• [KETENTUAN LATIHAN]
(a) Tuliskan kembali bagian berita tentang bonus produksi panas bumi, mulai dari "Realisasi Bonus Produksi" dan berakhir pada "instalasi air bersih.".
(b) Berapa total realisasi dana bonus produksi panas bumi sejak 2015 hingga 2024 menurut berita tentang bonus produksi panas bumi?

• [KUTIPAN TEKS]
______________________________

Berita Geothermal —- Kementerian Energi dan Sumber Daya Mineral (ESDM) memberikan apresiasi kepada delapan pemerintah daerah (Pemda) yang telah menerbitkan Peraturan Kepala Daerah tentang Pemanfaatan Bonus Produksi Panas Bumi. Langkah ini menunjukkan komitmen daerah dalam mengelola dana bonus produksi secara akuntabel, transparan, dan tepat sasaran.
Kedelapan Pemda yang menerima apresiasi tersebut adalah Kabupaten Bandung, Bogor, Garut, Muara Enim, Ogan Komering Ulu, Tapanuli Utara, Tanggamus, dan Sukabumi. Hingga akhir 2024, sebanyak 31 Pemda telah menerima bonus produksi panas bumi. Namun, masih ada 23 Pemda penghasil panas bumi lainnya yang diharapkan segera menerbitkan peraturan kepala daerah, sebagaimana diamanatkan dalam Peraturan Menteri Dalam Negeri Nomor 15 Tahun 2023.
Direktur Jenderal Energi Baru, Terbarukan, dan Konservasi Energi (EBTKE) Kementerian ESDM, Eniya Listiyani Dewi, menegaskan pentingnya peran Pemda dalam mendukung pengelolaan energi panas bumi untuk mencapai ketahanan energi nasional.
“Presiden Prabowo telah menekankan bahwa panas bumi adalah salah satu batu pijakan untuk mencapai swasembada energi. Oleh karena itu, dukungan dari semua pihak, terutama pemerintah daerah yang langsung mengelola wilayahnya, sangat diperlukan,” ujarnya dikutip dari laman Kementerian ESDM, Jumat, 7 Februari 2025.
Realisasi Bonus Produksi Panas Bumi Hampir Rp 1 Triliun
Sejak 2015 hingga 2024, total realisasi dana bonus produksi panas bumi hampir mencapai Rp950 miliar. Dana ini telah memberikan dampak nyata bagi peningkatan kesejahteraan masyarakat di berbagai daerah penerima.
Menurut Eniya, pemanfaatan dana tersebut mencakup berbagai sektor, seperti pembangunan infrastruktur publik, fasilitas pendidikan dan kesehatan, pengembangan ekonomi lokal, serta instalasi air bersih.
Beberapa lapangan panas bumi yang berkontribusi besar terhadap realisasi dana bonus produksi antara lain Kamojang, Patuha, Darajat, Wayang Windu, dan Salak di Jawa Barat. Selain itu, ada juga lapangan panas bumi di Ulubelu, Lumut Balai, Muaralaboh, Sorik Marapi, dan Sarulla di Sumatera Utara, serta beberapa lapangan lainnya di Nusa Tenggara dan Sulawesi seperti Lahendong.

______________________________

• [DATA TERSIMPAN]
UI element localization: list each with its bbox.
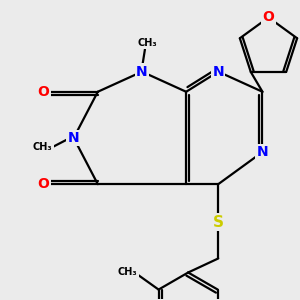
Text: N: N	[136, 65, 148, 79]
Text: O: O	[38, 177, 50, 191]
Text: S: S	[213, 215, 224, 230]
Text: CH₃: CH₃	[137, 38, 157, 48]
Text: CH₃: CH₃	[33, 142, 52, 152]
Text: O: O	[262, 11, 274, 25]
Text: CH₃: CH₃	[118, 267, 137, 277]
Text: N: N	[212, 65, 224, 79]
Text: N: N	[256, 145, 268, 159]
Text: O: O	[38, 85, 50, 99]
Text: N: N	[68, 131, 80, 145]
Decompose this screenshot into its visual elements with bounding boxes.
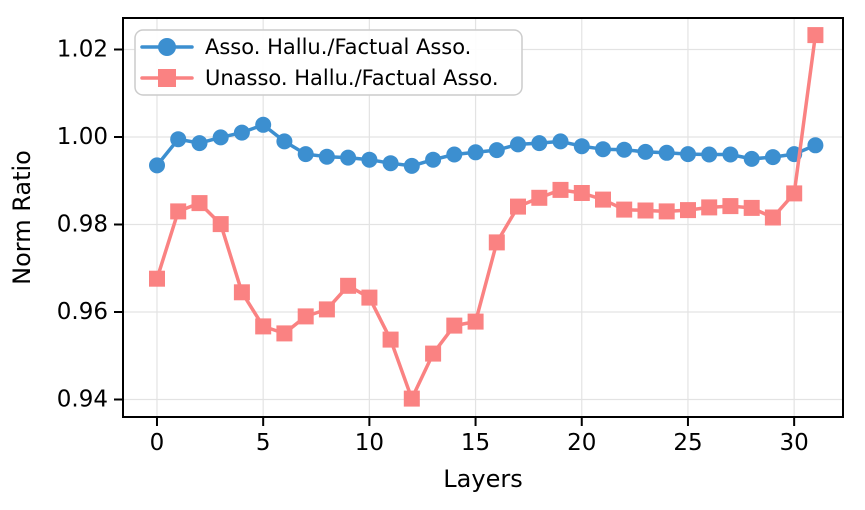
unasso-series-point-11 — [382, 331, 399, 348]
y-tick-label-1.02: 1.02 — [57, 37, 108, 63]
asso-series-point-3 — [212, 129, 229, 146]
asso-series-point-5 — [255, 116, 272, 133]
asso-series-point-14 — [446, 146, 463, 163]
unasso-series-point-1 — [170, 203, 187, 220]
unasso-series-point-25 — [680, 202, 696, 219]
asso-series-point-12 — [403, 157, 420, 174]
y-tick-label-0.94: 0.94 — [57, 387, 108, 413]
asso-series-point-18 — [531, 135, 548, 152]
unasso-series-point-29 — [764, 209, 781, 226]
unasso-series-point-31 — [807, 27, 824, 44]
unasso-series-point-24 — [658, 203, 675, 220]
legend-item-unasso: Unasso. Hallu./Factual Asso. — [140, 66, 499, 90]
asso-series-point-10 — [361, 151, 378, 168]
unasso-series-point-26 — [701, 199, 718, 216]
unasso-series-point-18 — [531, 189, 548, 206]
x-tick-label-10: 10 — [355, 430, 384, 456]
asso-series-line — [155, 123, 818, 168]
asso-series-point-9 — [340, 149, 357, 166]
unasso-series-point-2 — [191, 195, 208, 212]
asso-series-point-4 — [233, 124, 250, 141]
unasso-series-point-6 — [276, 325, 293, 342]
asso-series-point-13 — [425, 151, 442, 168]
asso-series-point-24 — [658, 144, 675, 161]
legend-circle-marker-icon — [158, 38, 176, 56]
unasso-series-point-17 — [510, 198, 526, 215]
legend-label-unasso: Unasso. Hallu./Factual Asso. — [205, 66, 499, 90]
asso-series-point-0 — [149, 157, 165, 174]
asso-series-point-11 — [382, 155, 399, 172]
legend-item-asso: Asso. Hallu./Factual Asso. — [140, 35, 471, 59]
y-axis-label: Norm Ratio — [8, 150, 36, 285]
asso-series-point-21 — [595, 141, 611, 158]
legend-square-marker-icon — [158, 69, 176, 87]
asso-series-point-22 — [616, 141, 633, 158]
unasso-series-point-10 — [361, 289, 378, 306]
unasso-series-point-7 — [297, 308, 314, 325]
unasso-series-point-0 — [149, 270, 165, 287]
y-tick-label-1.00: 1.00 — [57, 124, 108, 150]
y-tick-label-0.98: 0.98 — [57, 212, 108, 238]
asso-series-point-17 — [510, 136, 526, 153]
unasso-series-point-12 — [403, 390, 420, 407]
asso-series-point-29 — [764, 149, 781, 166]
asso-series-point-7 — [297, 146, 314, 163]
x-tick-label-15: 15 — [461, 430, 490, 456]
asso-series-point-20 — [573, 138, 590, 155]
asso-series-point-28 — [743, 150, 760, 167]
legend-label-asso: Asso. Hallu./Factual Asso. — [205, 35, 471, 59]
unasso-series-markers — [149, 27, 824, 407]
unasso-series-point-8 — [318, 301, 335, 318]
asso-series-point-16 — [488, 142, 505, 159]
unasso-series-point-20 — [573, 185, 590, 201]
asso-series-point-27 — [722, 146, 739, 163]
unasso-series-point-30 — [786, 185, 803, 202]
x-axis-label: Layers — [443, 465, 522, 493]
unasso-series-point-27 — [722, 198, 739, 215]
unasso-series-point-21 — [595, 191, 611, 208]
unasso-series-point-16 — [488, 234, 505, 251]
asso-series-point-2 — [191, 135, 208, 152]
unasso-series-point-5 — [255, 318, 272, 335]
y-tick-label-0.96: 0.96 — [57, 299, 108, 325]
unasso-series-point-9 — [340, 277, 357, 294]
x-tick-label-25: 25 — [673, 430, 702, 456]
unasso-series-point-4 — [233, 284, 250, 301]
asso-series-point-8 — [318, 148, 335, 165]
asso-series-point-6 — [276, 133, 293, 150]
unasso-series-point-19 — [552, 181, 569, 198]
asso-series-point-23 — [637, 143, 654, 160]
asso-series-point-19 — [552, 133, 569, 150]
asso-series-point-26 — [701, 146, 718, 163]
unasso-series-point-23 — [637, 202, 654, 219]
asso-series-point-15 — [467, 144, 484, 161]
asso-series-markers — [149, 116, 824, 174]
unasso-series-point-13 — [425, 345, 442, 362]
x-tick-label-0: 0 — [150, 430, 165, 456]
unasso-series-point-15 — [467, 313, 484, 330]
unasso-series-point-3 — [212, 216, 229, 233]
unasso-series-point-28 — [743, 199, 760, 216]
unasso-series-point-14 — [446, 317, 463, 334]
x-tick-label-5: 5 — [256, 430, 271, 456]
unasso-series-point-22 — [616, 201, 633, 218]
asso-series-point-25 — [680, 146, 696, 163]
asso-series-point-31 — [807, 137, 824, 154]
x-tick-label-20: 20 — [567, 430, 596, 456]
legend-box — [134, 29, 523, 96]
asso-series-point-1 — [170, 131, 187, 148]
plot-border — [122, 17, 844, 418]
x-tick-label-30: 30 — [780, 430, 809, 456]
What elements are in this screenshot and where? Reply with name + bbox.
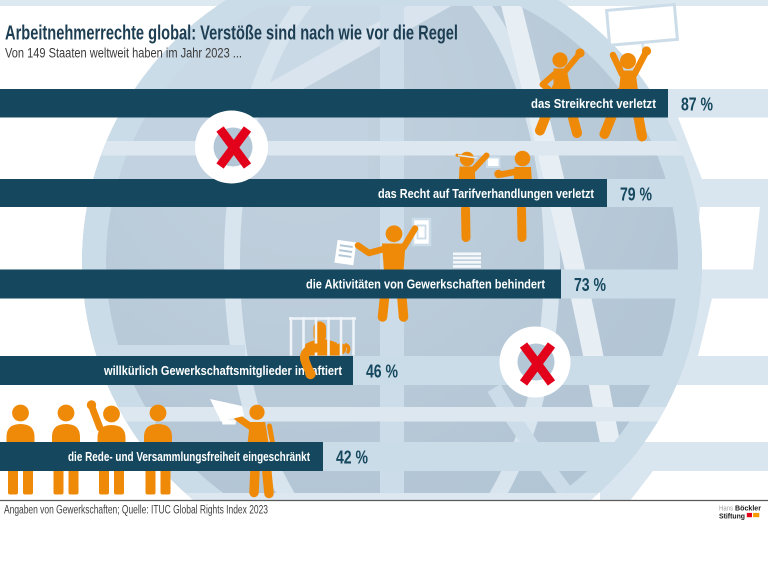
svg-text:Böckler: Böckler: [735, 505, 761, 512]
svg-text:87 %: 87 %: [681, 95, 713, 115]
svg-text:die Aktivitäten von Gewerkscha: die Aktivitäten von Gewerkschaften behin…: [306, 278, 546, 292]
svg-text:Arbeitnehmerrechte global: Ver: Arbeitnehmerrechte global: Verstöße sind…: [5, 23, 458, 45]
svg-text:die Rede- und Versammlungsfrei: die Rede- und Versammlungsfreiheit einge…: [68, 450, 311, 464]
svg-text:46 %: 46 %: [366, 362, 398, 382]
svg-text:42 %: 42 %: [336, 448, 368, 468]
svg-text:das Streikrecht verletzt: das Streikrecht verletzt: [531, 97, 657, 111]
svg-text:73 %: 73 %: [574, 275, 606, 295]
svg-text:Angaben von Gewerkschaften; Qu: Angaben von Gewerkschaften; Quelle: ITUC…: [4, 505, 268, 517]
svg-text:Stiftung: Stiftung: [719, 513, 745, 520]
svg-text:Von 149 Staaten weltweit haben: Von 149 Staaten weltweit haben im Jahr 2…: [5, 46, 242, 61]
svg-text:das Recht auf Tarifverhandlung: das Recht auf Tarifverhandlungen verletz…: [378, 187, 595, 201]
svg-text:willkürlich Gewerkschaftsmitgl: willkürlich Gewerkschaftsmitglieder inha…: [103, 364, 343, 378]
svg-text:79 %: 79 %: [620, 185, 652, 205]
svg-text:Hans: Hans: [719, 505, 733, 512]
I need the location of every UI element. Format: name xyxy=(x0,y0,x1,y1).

______________________________

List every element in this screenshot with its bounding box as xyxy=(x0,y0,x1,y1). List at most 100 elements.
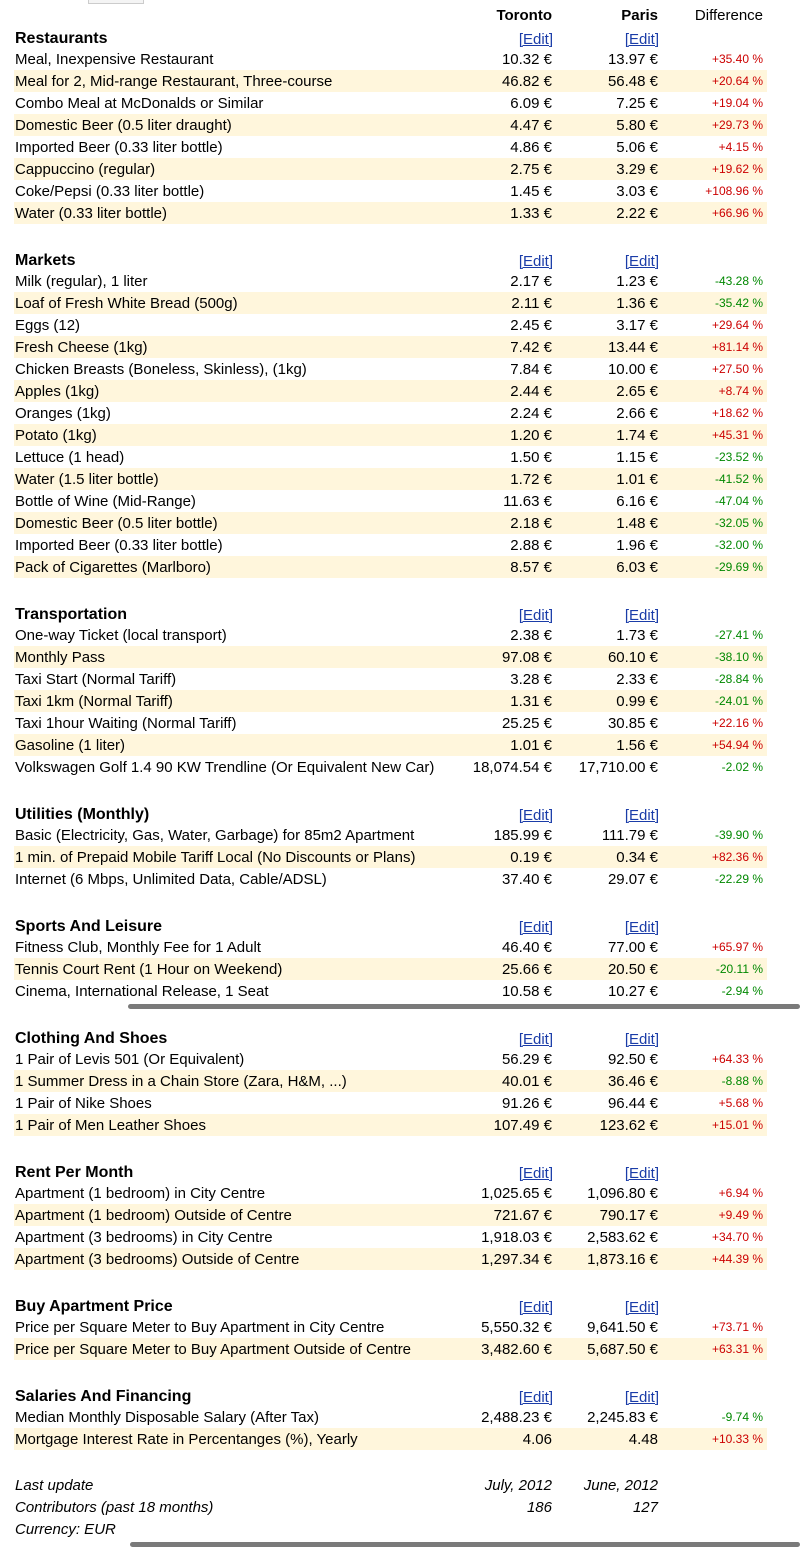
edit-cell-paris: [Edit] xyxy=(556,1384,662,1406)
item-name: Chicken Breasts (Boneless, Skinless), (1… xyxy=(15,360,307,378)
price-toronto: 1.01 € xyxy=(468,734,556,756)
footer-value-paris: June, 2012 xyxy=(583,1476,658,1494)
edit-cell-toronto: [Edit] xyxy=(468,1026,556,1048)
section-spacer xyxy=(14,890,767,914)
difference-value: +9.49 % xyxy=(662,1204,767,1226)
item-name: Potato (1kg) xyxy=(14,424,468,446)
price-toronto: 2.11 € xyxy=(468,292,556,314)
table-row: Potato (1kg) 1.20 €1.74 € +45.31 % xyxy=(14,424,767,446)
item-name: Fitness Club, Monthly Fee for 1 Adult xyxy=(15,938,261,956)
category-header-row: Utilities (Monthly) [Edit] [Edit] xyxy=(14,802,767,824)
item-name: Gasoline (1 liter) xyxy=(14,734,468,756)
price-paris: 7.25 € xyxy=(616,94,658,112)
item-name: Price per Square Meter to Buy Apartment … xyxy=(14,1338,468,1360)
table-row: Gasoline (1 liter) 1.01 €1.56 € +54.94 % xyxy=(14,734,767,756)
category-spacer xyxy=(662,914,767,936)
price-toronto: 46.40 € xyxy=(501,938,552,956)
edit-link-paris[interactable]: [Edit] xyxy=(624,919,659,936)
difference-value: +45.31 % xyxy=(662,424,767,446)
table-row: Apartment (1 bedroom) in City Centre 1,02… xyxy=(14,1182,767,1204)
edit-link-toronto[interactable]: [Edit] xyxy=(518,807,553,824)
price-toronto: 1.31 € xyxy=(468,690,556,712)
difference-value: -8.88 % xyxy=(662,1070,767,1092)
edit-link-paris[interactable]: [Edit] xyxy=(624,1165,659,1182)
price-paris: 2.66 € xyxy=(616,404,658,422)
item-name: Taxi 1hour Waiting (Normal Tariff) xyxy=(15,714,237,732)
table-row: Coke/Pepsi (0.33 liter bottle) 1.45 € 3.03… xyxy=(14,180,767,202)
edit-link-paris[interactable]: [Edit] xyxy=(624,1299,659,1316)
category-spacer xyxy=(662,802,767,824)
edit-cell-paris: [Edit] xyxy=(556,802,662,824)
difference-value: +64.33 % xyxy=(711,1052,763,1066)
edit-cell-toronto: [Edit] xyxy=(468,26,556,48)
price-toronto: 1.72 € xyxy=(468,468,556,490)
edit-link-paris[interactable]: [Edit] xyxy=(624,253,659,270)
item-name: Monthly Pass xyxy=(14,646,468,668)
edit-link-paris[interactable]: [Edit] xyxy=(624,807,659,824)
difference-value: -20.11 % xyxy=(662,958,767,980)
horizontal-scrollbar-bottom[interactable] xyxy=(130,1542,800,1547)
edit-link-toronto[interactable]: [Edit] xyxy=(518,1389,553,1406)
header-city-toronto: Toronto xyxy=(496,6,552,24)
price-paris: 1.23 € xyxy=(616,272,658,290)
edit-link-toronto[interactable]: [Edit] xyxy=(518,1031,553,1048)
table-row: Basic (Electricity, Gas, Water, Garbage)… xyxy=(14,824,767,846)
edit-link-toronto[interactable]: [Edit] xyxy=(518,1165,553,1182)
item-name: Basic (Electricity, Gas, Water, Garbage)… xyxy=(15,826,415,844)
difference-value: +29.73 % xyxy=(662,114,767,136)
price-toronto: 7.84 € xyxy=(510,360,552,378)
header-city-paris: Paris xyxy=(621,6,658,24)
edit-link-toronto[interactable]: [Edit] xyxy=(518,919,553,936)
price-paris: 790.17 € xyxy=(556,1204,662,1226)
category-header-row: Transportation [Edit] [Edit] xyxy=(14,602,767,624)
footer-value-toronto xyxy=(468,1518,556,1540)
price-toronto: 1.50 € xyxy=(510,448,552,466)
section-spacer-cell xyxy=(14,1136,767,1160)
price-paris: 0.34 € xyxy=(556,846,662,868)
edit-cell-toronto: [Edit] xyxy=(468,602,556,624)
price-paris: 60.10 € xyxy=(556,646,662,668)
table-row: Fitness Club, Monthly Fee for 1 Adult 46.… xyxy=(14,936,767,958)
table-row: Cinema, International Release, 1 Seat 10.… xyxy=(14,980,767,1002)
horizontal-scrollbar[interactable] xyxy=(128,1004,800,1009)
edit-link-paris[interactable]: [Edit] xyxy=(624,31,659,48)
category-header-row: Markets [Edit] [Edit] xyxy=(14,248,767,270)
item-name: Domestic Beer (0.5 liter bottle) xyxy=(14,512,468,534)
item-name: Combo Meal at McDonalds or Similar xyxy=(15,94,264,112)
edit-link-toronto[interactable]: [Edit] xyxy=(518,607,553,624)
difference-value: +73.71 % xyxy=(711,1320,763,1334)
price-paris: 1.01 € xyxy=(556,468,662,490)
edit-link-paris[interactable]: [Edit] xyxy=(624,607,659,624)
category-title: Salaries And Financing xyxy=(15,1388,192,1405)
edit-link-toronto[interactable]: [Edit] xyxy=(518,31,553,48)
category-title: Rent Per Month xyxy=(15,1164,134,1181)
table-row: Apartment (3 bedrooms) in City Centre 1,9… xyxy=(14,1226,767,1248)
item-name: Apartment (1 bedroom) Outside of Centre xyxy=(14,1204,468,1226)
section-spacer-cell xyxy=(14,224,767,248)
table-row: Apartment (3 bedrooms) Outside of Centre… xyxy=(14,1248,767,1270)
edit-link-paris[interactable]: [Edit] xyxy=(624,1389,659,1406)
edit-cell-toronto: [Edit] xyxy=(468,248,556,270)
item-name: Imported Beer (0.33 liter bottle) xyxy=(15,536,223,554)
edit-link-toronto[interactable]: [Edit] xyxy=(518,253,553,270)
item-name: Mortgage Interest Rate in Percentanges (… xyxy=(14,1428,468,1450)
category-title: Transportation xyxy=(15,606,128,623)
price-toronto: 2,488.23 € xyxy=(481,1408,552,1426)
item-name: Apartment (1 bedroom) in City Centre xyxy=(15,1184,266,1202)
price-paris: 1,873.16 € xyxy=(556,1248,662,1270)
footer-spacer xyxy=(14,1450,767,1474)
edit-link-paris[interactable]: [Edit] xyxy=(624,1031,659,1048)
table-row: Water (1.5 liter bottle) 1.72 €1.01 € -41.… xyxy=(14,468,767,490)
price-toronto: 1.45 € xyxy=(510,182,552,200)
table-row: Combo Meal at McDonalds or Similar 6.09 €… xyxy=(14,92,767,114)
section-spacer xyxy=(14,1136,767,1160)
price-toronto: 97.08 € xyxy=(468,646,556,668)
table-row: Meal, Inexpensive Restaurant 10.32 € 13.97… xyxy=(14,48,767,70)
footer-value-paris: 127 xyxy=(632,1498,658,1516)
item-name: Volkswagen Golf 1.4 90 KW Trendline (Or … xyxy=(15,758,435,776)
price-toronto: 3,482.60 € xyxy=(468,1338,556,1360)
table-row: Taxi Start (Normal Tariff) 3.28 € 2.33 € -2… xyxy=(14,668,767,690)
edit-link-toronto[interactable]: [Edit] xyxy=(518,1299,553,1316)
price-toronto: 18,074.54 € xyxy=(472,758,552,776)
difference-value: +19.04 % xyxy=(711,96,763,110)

______________________________

• [HASIL LATIHAN]
(a)
Realisasi Bonus Produksi Panas Bumi Hampir Rp 1 Triliun
Sejak 2015 hingga 2024, total realisasi dana bonus produksi panas bumi hampir mencapai Rp950 miliar. Dana ini telah memberikan dampak nyata bagi peningkatan kesejahteraan masyarakat di berbagai daerah penerima.
Menurut Eniya, pemanfaatan dana tersebut mencakup berbagai sektor, seperti pembangunan infrastruktur publik, fasilitas pendidikan dan kesehatan, pengembangan ekonomi lokal, serta instalasi air bersih.

(b) Totalnya hampir mencapai Rp950 miliar.